== Data extract ==
════════════════════

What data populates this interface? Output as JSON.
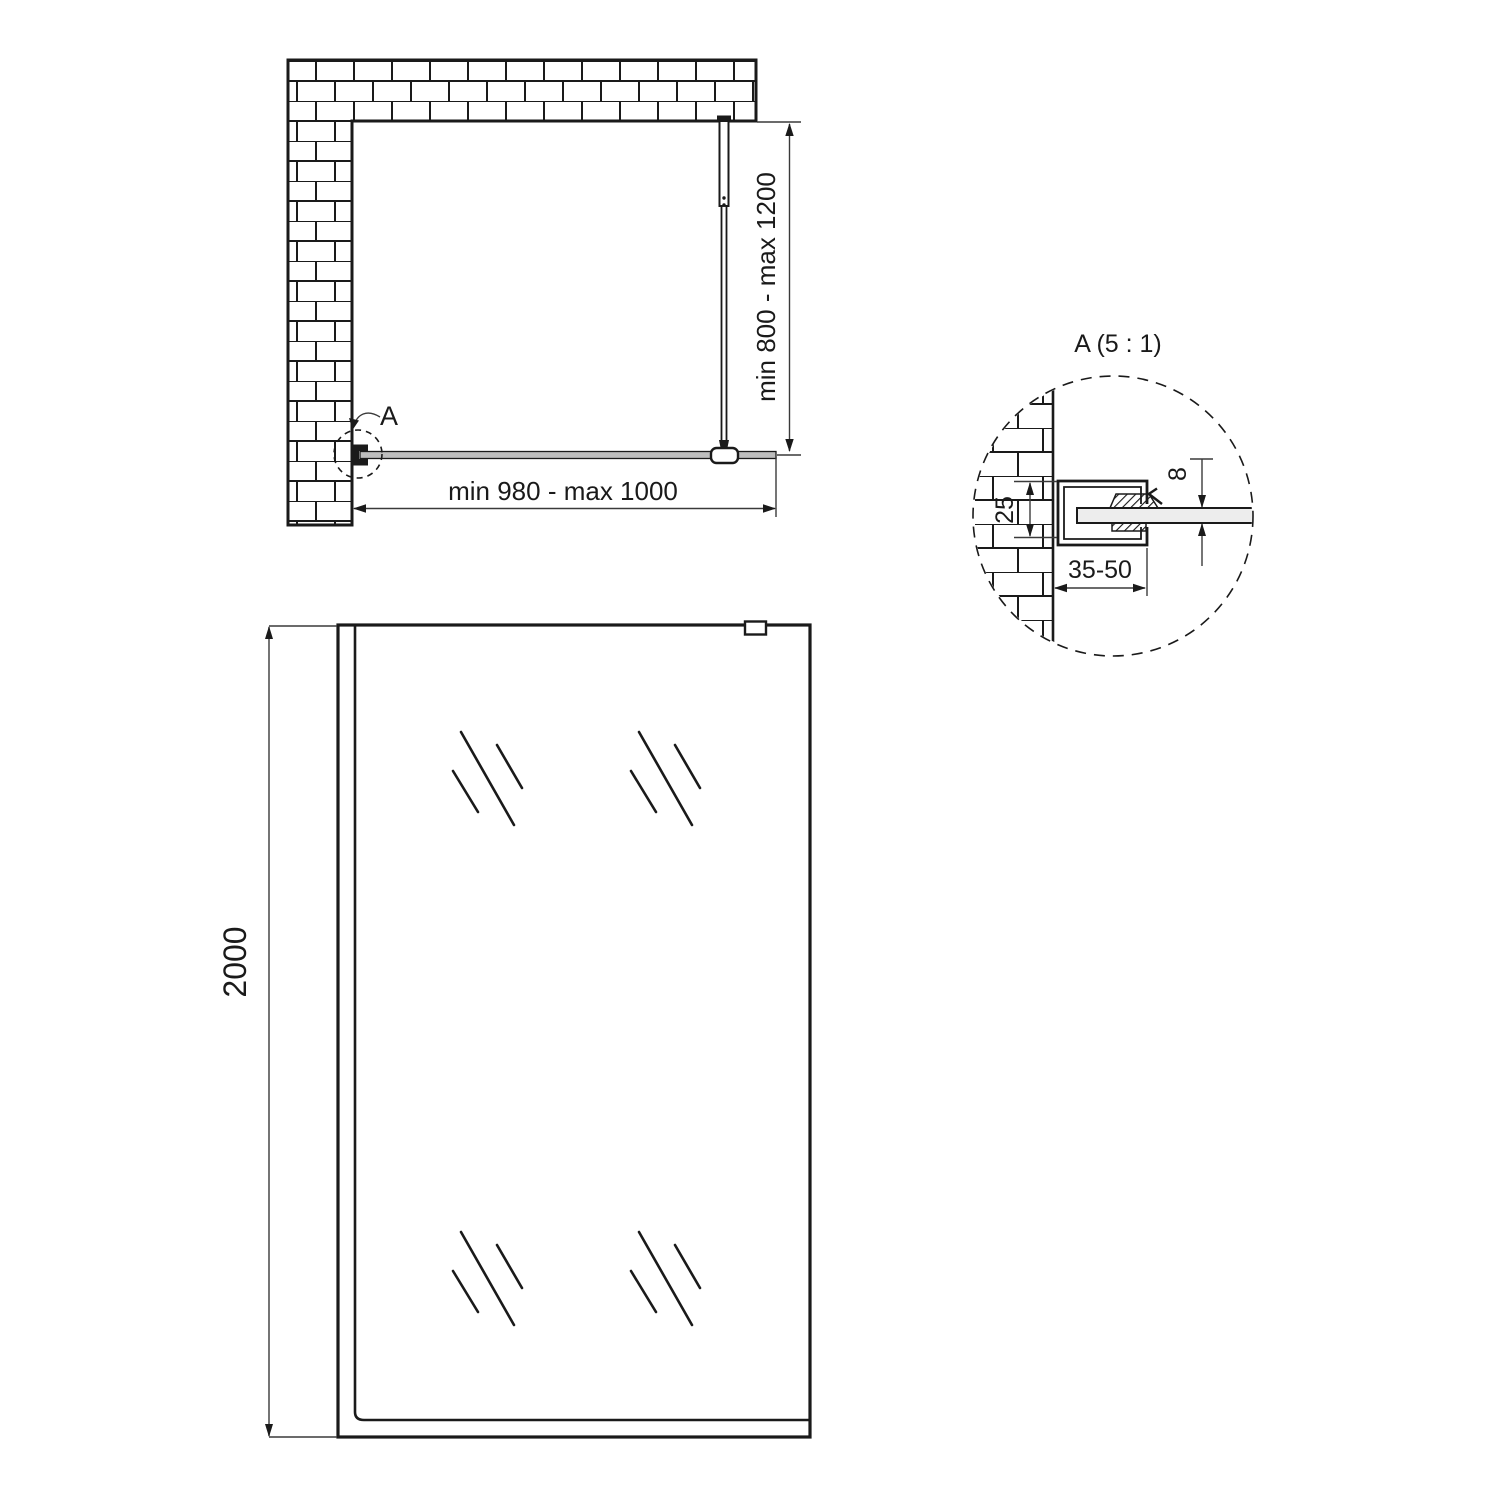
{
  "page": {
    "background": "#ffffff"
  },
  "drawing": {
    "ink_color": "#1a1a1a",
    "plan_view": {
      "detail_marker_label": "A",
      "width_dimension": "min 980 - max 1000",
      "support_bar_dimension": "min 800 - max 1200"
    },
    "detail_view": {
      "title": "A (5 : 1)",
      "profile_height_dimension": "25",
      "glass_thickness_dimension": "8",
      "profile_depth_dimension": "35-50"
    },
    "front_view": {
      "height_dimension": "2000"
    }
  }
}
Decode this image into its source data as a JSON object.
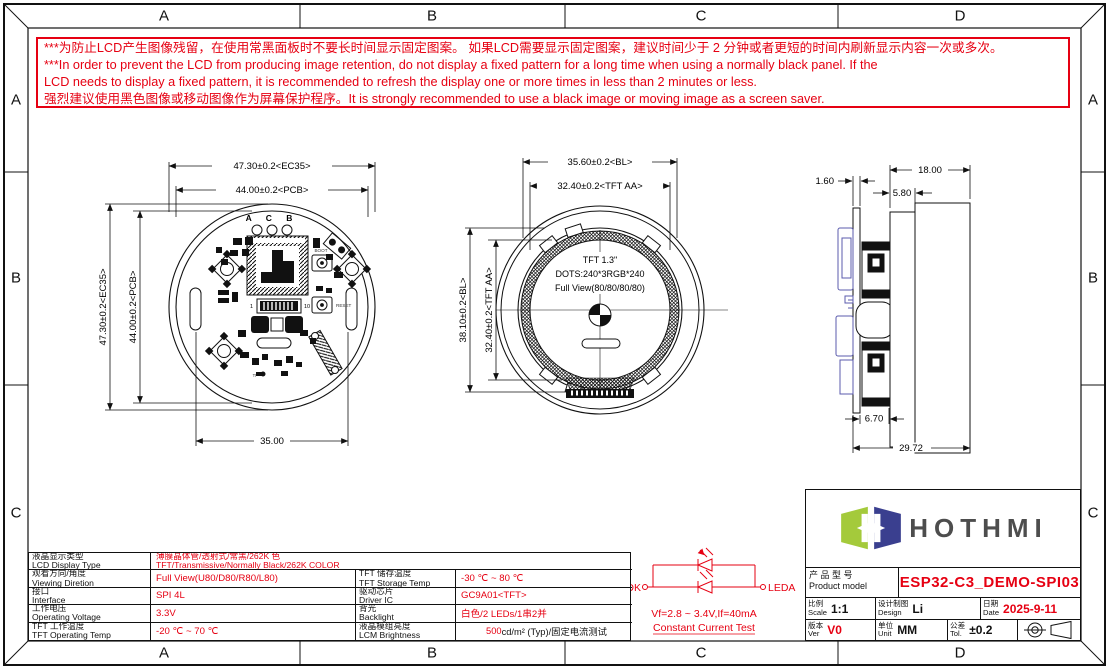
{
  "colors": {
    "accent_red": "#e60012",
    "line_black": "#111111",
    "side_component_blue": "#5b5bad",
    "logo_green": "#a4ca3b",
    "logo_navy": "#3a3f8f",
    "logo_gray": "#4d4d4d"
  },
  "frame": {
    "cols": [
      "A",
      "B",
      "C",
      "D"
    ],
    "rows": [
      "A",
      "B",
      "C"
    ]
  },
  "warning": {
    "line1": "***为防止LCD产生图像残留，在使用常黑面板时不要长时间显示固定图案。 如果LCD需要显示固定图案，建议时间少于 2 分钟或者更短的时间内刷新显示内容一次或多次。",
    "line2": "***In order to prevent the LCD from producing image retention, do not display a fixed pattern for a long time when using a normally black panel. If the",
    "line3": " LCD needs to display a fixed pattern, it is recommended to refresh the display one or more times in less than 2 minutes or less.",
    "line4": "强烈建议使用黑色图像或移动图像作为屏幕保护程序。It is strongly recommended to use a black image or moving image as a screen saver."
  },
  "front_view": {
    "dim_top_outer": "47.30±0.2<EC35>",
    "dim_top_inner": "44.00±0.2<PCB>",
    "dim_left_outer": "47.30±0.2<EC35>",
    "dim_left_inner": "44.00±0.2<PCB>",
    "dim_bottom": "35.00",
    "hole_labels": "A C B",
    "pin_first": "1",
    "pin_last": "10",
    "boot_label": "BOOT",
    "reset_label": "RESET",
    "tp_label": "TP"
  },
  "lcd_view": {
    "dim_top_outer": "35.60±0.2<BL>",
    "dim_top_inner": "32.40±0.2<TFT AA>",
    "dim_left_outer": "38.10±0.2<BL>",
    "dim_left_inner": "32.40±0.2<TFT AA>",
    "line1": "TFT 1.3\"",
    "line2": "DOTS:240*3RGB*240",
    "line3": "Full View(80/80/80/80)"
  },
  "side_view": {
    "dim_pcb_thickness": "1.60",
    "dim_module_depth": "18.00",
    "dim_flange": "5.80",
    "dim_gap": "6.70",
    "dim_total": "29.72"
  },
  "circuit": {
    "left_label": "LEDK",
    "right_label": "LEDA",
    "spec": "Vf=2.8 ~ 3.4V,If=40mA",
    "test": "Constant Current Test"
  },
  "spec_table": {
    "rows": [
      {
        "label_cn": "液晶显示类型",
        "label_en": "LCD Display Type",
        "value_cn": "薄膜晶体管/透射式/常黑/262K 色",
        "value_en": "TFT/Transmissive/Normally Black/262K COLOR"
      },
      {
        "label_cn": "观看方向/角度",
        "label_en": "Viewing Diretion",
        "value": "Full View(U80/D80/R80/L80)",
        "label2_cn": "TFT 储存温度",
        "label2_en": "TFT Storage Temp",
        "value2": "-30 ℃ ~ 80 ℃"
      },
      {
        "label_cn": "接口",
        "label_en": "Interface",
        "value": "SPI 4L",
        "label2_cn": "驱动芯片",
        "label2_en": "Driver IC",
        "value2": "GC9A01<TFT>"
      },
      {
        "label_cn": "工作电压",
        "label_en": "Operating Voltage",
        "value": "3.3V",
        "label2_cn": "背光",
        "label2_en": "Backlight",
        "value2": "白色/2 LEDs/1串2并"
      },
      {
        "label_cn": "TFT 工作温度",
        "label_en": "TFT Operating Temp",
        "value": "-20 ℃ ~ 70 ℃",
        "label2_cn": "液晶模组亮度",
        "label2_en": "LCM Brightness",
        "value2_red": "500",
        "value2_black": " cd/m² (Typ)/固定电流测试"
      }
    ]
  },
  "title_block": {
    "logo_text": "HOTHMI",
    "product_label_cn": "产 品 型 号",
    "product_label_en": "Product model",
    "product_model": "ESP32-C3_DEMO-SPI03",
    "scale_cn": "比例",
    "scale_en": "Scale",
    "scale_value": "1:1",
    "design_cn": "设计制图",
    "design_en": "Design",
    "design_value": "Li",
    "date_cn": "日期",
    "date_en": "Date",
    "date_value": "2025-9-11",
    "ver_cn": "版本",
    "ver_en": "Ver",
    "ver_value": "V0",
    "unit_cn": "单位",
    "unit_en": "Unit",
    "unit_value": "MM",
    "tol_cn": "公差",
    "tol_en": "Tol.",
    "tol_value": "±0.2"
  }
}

════════════════════

Are you able to set down all the lines above exactly, without any pictures?

== The output ==
What data populates this interface? Output as JSON.
{
  "page": {
    "background": "#ffffff"
  },
  "drawing": {
    "ink_color": "#1a1a1a",
    "plan_view": {
      "detail_marker_label": "A",
      "width_dimension": "min 980 - max 1000",
      "support_bar_dimension": "min 800 - max 1200"
    },
    "detail_view": {
      "title": "A (5 : 1)",
      "profile_height_dimension": "25",
      "glass_thickness_dimension": "8",
      "profile_depth_dimension": "35-50"
    },
    "front_view": {
      "height_dimension": "2000"
    }
  }
}
Decode this image into its source data as a JSON object.
{
  "colors": {
    "accent_red": "#e60012",
    "line_black": "#111111",
    "side_component_blue": "#5b5bad",
    "logo_green": "#a4ca3b",
    "logo_navy": "#3a3f8f",
    "logo_gray": "#4d4d4d"
  },
  "frame": {
    "cols": [
      "A",
      "B",
      "C",
      "D"
    ],
    "rows": [
      "A",
      "B",
      "C"
    ]
  },
  "warning": {
    "line1": "***为防止LCD产生图像残留，在使用常黑面板时不要长时间显示固定图案。 如果LCD需要显示固定图案，建议时间少于 2 分钟或者更短的时间内刷新显示内容一次或多次。",
    "line2": "***In order to prevent the LCD from producing image retention, do not display a fixed pattern for a long time when using a normally black panel. If the",
    "line3": " LCD needs to display a fixed pattern, it is recommended to refresh the display one or more times in less than 2 minutes or less.",
    "line4": "强烈建议使用黑色图像或移动图像作为屏幕保护程序。It is strongly recommended to use a black image or moving image as a screen saver."
  },
  "front_view": {
    "dim_top_outer": "47.30±0.2<EC35>",
    "dim_top_inner": "44.00±0.2<PCB>",
    "dim_left_outer": "47.30±0.2<EC35>",
    "dim_left_inner": "44.00±0.2<PCB>",
    "dim_bottom": "35.00",
    "hole_labels": "A C B",
    "pin_first": "1",
    "pin_last": "10",
    "boot_label": "BOOT",
    "reset_label": "RESET",
    "tp_label": "TP"
  },
  "lcd_view": {
    "dim_top_outer": "35.60±0.2<BL>",
    "dim_top_inner": "32.40±0.2<TFT AA>",
    "dim_left_outer": "38.10±0.2<BL>",
    "dim_left_inner": "32.40±0.2<TFT AA>",
    "line1": "TFT 1.3\"",
    "line2": "DOTS:240*3RGB*240",
    "line3": "Full View(80/80/80/80)"
  },
  "side_view": {
    "dim_pcb_thickness": "1.60",
    "dim_module_depth": "18.00",
    "dim_flange": "5.80",
    "dim_gap": "6.70",
    "dim_total": "29.72"
  },
  "circuit": {
    "left_label": "LEDK",
    "right_label": "LEDA",
    "spec": "Vf=2.8 ~ 3.4V,If=40mA",
    "test": "Constant Current Test"
  },
  "spec_table": {
    "rows": [
      {
        "label_cn": "液晶显示类型",
        "label_en": "LCD Display Type",
        "value_cn": "薄膜晶体管/透射式/常黑/262K 色",
        "value_en": "TFT/Transmissive/Normally Black/262K COLOR"
      },
      {
        "label_cn": "观看方向/角度",
        "label_en": "Viewing Diretion",
        "value": "Full View(U80/D80/R80/L80)",
        "label2_cn": "TFT 储存温度",
        "label2_en": "TFT Storage Temp",
        "value2": "-30 ℃ ~ 80 ℃"
      },
      {
        "label_cn": "接口",
        "label_en": "Interface",
        "value": "SPI 4L",
        "label2_cn": "驱动芯片",
        "label2_en": "Driver IC",
        "value2": "GC9A01<TFT>"
      },
      {
        "label_cn": "工作电压",
        "label_en": "Operating Voltage",
        "value": "3.3V",
        "label2_cn": "背光",
        "label2_en": "Backlight",
        "value2": "白色/2 LEDs/1串2并"
      },
      {
        "label_cn": "TFT 工作温度",
        "label_en": "TFT Operating Temp",
        "value": "-20 ℃ ~ 70 ℃",
        "label2_cn": "液晶模组亮度",
        "label2_en": "LCM Brightness",
        "value2_red": "500",
        "value2_black": " cd/m² (Typ)/固定电流测试"
      }
    ]
  },
  "title_block": {
    "logo_text": "HOTHMI",
    "product_label_cn": "产 品 型 号",
    "product_label_en": "Product model",
    "product_model": "ESP32-C3_DEMO-SPI03",
    "scale_cn": "比例",
    "scale_en": "Scale",
    "scale_value": "1:1",
    "design_cn": "设计制图",
    "design_en": "Design",
    "design_value": "Li",
    "date_cn": "日期",
    "date_en": "Date",
    "date_value": "2025-9-11",
    "ver_cn": "版本",
    "ver_en": "Ver",
    "ver_value": "V0",
    "unit_cn": "单位",
    "unit_en": "Unit",
    "unit_value": "MM",
    "tol_cn": "公差",
    "tol_en": "Tol.",
    "tol_value": "±0.2"
  }
}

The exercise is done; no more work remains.